_Supplied material_:
--
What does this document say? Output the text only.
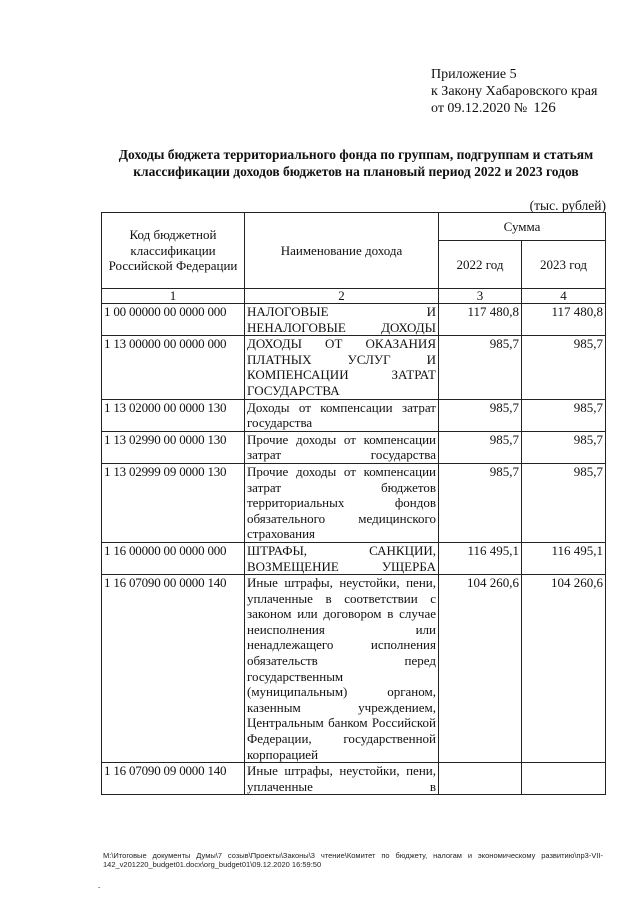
Приложение 5
к Закону Хабаровского края
от 09.12.2020 № 126
Доходы бюджета территориального фонда по группам, подгруппам и статьям
классификации доходов бюджетов на плановый период 2022 и 2023 годов
(тыс. рублей)
Код бюджетной классификации Российской Федерации	Наименование дохода	Сумма	
		2022 год	2023 год
1	2	3	4
1 00 00000 00 0000 000	НАЛОГОВЫЕ И НЕНАЛОГОВЫЕ ДОХОДЫ	117 480,8	117 480,8
1 13 00000 00 0000 000	ДОХОДЫ ОТ ОКАЗАНИЯ ПЛАТНЫХ УСЛУГ И КОМПЕНСАЦИИ ЗАТРАТ ГОСУДАРСТВА	985,7	985,7
1 13 02000 00 0000 130	Доходы от компенсации затрат государства	985,7	985,7
1 13 02990 00 0000 130	Прочие доходы от компенсации затрат государства	985,7	985,7
1 13 02999 09 0000 130	Прочие доходы от компенсации затрат бюджетов территориальных фондов обязательного медицинского страхования	985,7	985,7
1 16 00000 00 0000 000	ШТРАФЫ, САНКЦИИ, ВОЗМЕЩЕНИЕ УЩЕРБА	116 495,1	116 495,1
1 16 07090 00 0000 140	Иные штрафы, неустойки, пени, уплаченные в соответствии с законом или договором в случае неисполнения или ненадлежащего исполнения обязательств перед государственным (муниципальным) органом, казенным учреждением, Центральным банком Российской Федерации, государственной корпорацией	104 260,6	104 260,6
1 16 07090 09 0000 140	Иные штрафы, неустойки, пени, уплаченные в		
М:\Итоговые документы Думы\7 созыв\Проекты\Законы\3 чтение\Комитет по бюджету, налогам и экономическому развитию\пр3-VII-142_v201220_budget01.docx\org_budget01\09.12.2020 16:59:50
-
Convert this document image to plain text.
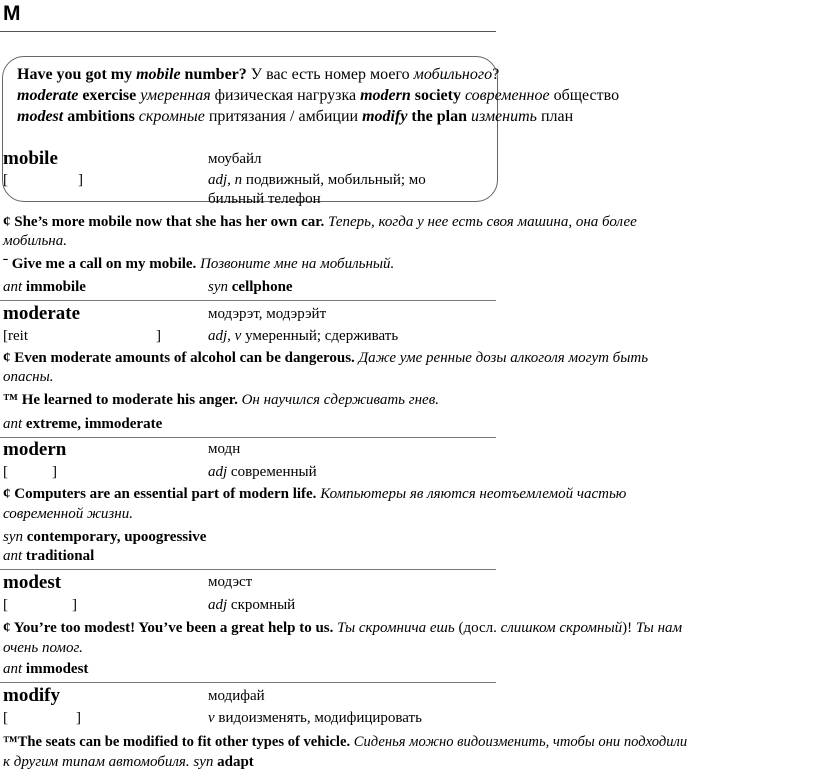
M
Have you got my mobile number? У вас есть номер моего мобильного?
moderate exercise умеренная физическая нагрузка modern society современное общество
modest ambitions скромные притязания / амбиции modify the plan изменить план
mobile	моубайл
[	]	adj, n подвижный, мобильный; мо
бильный телефон
¢ She’s more mobile now that she has her own car. Теперь, когда у нее есть своя машина, она более
мобильна.
ˉ Give me a call on my mobile. Позвоните мне на мобильный.
ant immobile	syn cellphone
moderate	модэрэт, модэрэйт
[reit	]	adj, v умеренный; сдерживать
¢ Even moderate amounts of alcohol can be dangerous. Даже уме ренные дозы алкоголя могут быть
опасны.
™ He learned to moderate his anger. Он научился сдерживать гнев.
ant extreme, immoderate
modern	модн
[	]	adj современный
¢ Computers are an essential part of modern life. Компьютеры яв ляются неотъемлемой частью
современной жизни.
syn contemporary, upoogressive
ant traditional
modest	модэст
[	]	adj скромный
¢ You’re too modest! You’ve been a great help to us. Ты скромнича ешь (досл. слишком скромный)! Ты нам
очень помог.
ant immodest
modify	модифай
[	]	v видоизменять, модифицировать
™The seats can be modified to fit other types of vehicle. Сиденья можно видоизменить, чтобы они подходили
к другим типам автомобиля. syn adapt
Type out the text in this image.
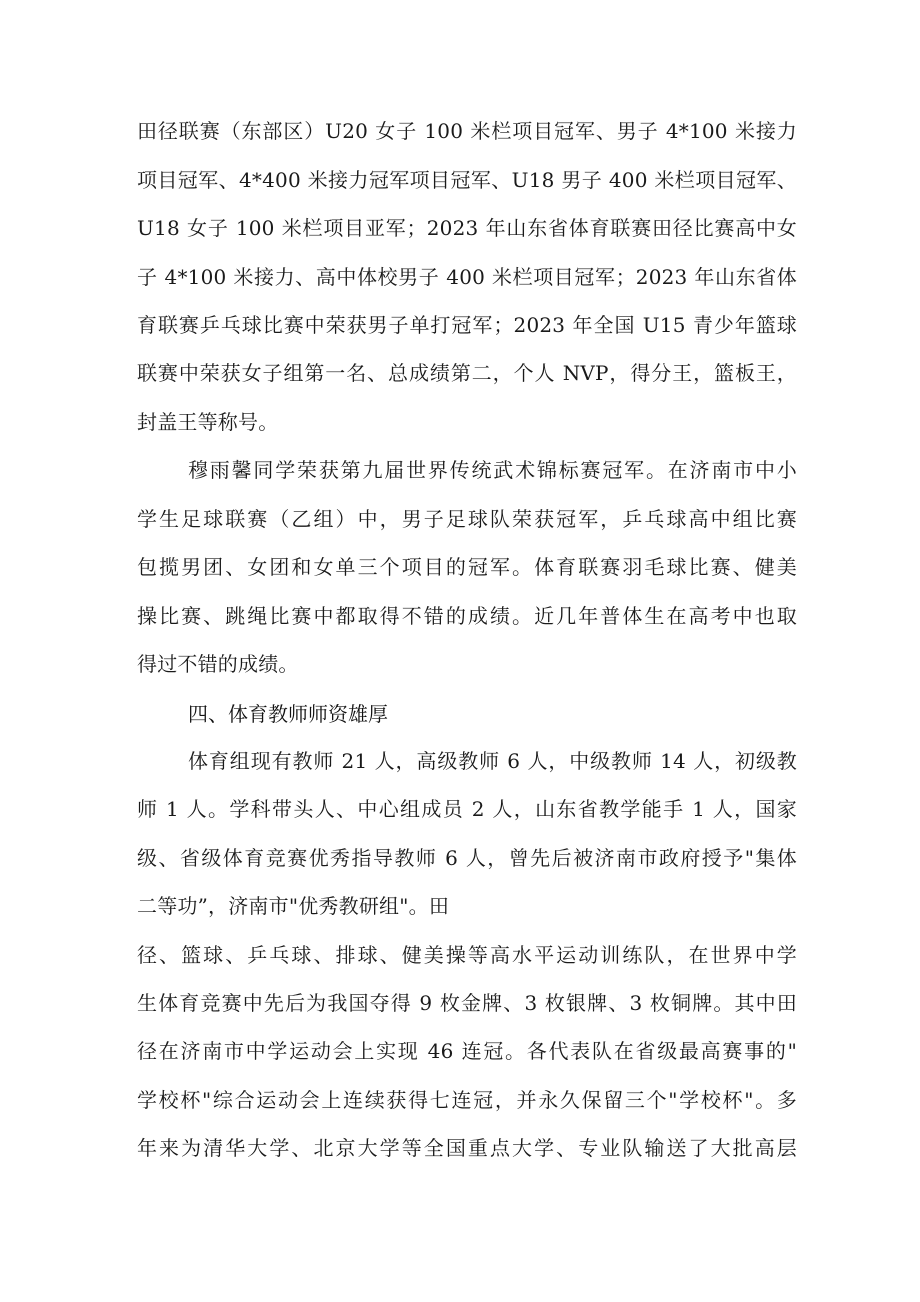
田径联赛（东部区）U20 女子 100 米栏项目冠军、男子 4*100 米接力
项目冠军、4*400 米接力冠军项目冠军、U18 男子 400 米栏项目冠军、
U18 女子 100 米栏项目亚军；2023 年山东省体育联赛田径比赛高中女
子 4*100 米接力、高中体校男子 400 米栏项目冠军；2023 年山东省体
育联赛乒乓球比赛中荣获男子单打冠军；2023 年全国 U15 青少年篮球
联赛中荣获女子组第一名、总成绩第二，个人 NVP，得分王，篮板王，
封盖王等称号。
穆雨馨同学荣获第九届世界传统武术锦标赛冠军。在济南市中小
学生足球联赛（乙组）中，男子足球队荣获冠军，乒乓球高中组比赛
包揽男团、女团和女单三个项目的冠军。体育联赛羽毛球比赛、健美
操比赛、跳绳比赛中都取得不错的成绩。近几年普体生在高考中也取
得过不错的成绩。
四、体育教师师资雄厚
体育组现有教师 21 人，高级教师 6 人，中级教师 14 人，初级教
师 1 人。学科带头人、中心组成员 2 人，山东省教学能手 1 人，国家
级、省级体育竞赛优秀指导教师 6 人，曾先后被济南市政府授予"集体
二等功”，济南市"优秀教研组"。田
径、篮球、乒乓球、排球、健美操等高水平运动训练队，在世界中学
生体育竞赛中先后为我国夺得 9 枚金牌、3 枚银牌、3 枚铜牌。其中田
径在济南市中学运动会上实现 46 连冠。各代表队在省级最高赛事的"
学校杯"综合运动会上连续获得七连冠，并永久保留三个"学校杯"。多
年来为清华大学、北京大学等全国重点大学、专业队输送了大批高层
--
Search the listing for the word "Российской". Copy every line in which it occurs.

_Correct result_:
Код бюджетной классификации Российской Федерации	Наименование дохода	Сумма	
1 16 07090 00 0000 140	Иные штрафы, неустойки, пени, уплаченные в соответствии с законом или договором в случае неисполнения или ненадлежащего исполнения обязательств перед государственным (муниципальным) органом, казенным учреждением, Центральным банком Российской Федерации, государственной корпорацией	104 260,6	104 260,6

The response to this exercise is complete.